## Task directions
Your task is to reproduce the material exactly.

Entries with figure data
· · ·

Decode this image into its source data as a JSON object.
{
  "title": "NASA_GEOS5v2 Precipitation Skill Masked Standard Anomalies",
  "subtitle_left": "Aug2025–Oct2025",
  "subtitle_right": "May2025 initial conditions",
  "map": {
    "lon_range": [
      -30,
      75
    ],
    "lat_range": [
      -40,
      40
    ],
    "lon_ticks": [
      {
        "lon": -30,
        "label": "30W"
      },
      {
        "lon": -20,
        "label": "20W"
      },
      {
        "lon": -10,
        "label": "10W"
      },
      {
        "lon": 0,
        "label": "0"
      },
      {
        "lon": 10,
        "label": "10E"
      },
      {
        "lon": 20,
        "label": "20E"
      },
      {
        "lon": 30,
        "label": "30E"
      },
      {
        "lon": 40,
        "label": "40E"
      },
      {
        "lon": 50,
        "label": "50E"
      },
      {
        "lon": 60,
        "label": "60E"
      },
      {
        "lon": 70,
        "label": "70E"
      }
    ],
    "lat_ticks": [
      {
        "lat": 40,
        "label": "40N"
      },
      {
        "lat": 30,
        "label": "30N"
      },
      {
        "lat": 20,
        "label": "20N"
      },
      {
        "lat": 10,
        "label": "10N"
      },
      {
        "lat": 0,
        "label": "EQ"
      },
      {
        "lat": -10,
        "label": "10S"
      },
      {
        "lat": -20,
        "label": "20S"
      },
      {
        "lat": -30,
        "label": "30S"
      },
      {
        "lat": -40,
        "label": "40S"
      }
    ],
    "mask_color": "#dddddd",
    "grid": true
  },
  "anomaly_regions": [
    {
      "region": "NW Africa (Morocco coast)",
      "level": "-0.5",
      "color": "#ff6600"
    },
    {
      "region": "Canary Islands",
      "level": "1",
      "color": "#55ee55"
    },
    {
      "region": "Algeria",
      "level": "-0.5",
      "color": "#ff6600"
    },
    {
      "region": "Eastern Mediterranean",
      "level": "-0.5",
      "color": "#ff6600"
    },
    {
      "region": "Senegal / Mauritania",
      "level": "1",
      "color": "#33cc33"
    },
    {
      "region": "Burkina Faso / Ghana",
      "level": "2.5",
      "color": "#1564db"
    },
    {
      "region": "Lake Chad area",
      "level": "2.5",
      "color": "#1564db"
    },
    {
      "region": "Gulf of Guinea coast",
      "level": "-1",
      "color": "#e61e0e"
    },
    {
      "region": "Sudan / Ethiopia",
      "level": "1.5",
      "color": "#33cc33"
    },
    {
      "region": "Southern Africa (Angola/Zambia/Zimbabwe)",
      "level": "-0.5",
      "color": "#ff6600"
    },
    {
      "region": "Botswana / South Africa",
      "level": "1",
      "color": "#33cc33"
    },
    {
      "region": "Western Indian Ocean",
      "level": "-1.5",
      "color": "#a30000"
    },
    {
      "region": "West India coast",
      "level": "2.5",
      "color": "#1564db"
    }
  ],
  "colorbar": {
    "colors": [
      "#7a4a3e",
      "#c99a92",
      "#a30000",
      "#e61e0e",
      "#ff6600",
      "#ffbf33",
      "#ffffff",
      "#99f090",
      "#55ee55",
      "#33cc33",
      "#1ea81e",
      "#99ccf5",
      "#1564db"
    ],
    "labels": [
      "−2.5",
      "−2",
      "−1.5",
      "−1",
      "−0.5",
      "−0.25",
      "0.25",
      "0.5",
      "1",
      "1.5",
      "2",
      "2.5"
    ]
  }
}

· · ·

## Answer to the exercise
Decode this image into its source data as a JSON object.
{
  "title": "NASA_GEOS5v2 Precipitation Skill Masked Standard Anomalies",
  "subtitle_left": "Aug2025–Oct2025",
  "subtitle_right": "May2025 initial conditions",
  "map": {
    "lon_range": [
      -30,
      75
    ],
    "lat_range": [
      -40,
      40
    ],
    "lon_ticks": [
      {
        "lon": -30,
        "label": "30W"
      },
      {
        "lon": -20,
        "label": "20W"
      },
      {
        "lon": -10,
        "label": "10W"
      },
      {
        "lon": 0,
        "label": "0"
      },
      {
        "lon": 10,
        "label": "10E"
      },
      {
        "lon": 20,
        "label": "20E"
      },
      {
        "lon": 30,
        "label": "30E"
      },
      {
        "lon": 40,
        "label": "40E"
      },
      {
        "lon": 50,
        "label": "50E"
      },
      {
        "lon": 60,
        "label": "60E"
      },
      {
        "lon": 70,
        "label": "70E"
      }
    ],
    "lat_ticks": [
      {
        "lat": 40,
        "label": "40N"
      },
      {
        "lat": 30,
        "label": "30N"
      },
      {
        "lat": 20,
        "label": "20N"
      },
      {
        "lat": 10,
        "label": "10N"
      },
      {
        "lat": 0,
        "label": "EQ"
      },
      {
        "lat": -10,
        "label": "10S"
      },
      {
        "lat": -20,
        "label": "20S"
      },
      {
        "lat": -30,
        "label": "30S"
      },
      {
        "lat": -40,
        "label": "40S"
      }
    ],
    "mask_color": "#dddddd",
    "grid": true
  },
  "anomaly_regions": [
    {
      "region": "NW Africa (Morocco coast)",
      "level": "-0.5",
      "color": "#ff6600"
    },
    {
      "region": "Canary Islands",
      "level": "1",
      "color": "#55ee55"
    },
    {
      "region": "Algeria",
      "level": "-0.5",
      "color": "#ff6600"
    },
    {
      "region": "Eastern Mediterranean",
      "level": "-0.5",
      "color": "#ff6600"
    },
    {
      "region": "Senegal / Mauritania",
      "level": "1",
      "color": "#33cc33"
    },
    {
      "region": "Burkina Faso / Ghana",
      "level": "2.5",
      "color": "#1564db"
    },
    {
      "region": "Lake Chad area",
      "level": "2.5",
      "color": "#1564db"
    },
    {
      "region": "Gulf of Guinea coast",
      "level": "-1",
      "color": "#e61e0e"
    },
    {
      "region": "Sudan / Ethiopia",
      "level": "1.5",
      "color": "#33cc33"
    },
    {
      "region": "Southern Africa (Angola/Zambia/Zimbabwe)",
      "level": "-0.5",
      "color": "#ff6600"
    },
    {
      "region": "Botswana / South Africa",
      "level": "1",
      "color": "#33cc33"
    },
    {
      "region": "Western Indian Ocean",
      "level": "-1.5",
      "color": "#a30000"
    },
    {
      "region": "West India coast",
      "level": "2.5",
      "color": "#1564db"
    }
  ],
  "colorbar": {
    "colors": [
      "#7a4a3e",
      "#c99a92",
      "#a30000",
      "#e61e0e",
      "#ff6600",
      "#ffbf33",
      "#ffffff",
      "#99f090",
      "#55ee55",
      "#33cc33",
      "#1ea81e",
      "#99ccf5",
      "#1564db"
    ],
    "labels": [
      "−2.5",
      "−2",
      "−1.5",
      "−1",
      "−0.5",
      "−0.25",
      "0.25",
      "0.5",
      "1",
      "1.5",
      "2",
      "2.5"
    ]
  }
}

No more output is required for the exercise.